* Written request:
Extract every line below, verbatim.

* Supplied records:
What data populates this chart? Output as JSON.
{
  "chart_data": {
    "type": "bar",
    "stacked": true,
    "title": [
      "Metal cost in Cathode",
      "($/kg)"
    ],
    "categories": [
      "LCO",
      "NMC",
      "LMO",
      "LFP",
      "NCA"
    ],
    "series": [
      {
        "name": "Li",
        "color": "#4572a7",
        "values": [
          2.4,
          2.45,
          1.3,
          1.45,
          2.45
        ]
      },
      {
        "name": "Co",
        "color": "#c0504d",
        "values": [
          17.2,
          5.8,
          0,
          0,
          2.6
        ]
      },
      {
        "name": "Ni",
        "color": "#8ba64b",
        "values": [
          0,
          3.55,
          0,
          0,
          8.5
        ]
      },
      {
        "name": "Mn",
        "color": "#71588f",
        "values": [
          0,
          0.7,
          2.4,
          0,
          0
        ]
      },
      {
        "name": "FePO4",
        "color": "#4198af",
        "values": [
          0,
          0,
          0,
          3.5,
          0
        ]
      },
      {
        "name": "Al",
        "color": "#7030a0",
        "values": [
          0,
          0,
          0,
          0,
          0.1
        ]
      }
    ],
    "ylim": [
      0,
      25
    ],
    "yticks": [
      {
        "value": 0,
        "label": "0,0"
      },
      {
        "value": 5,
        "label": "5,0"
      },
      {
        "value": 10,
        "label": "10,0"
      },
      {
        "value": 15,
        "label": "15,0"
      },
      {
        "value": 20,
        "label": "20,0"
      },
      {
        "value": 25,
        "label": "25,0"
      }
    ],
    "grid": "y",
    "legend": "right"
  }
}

* Solution:
What data populates this chart? Output as JSON.
{
  "chart_data": {
    "type": "bar",
    "stacked": true,
    "title": [
      "Metal cost in Cathode",
      "($/kg)"
    ],
    "categories": [
      "LCO",
      "NMC",
      "LMO",
      "LFP",
      "NCA"
    ],
    "series": [
      {
        "name": "Li",
        "color": "#4572a7",
        "values": [
          2.4,
          2.45,
          1.3,
          1.45,
          2.45
        ]
      },
      {
        "name": "Co",
        "color": "#c0504d",
        "values": [
          17.2,
          5.8,
          0,
          0,
          2.6
        ]
      },
      {
        "name": "Ni",
        "color": "#8ba64b",
        "values": [
          0,
          3.55,
          0,
          0,
          8.5
        ]
      },
      {
        "name": "Mn",
        "color": "#71588f",
        "values": [
          0,
          0.7,
          2.4,
          0,
          0
        ]
      },
      {
        "name": "FePO4",
        "color": "#4198af",
        "values": [
          0,
          0,
          0,
          3.5,
          0
        ]
      },
      {
        "name": "Al",
        "color": "#7030a0",
        "values": [
          0,
          0,
          0,
          0,
          0.1
        ]
      }
    ],
    "ylim": [
      0,
      25
    ],
    "yticks": [
      {
        "value": 0,
        "label": "0,0"
      },
      {
        "value": 5,
        "label": "5,0"
      },
      {
        "value": 10,
        "label": "10,0"
      },
      {
        "value": 15,
        "label": "15,0"
      },
      {
        "value": 20,
        "label": "20,0"
      },
      {
        "value": 25,
        "label": "25,0"
      }
    ],
    "grid": "y",
    "legend": "right"
  }
}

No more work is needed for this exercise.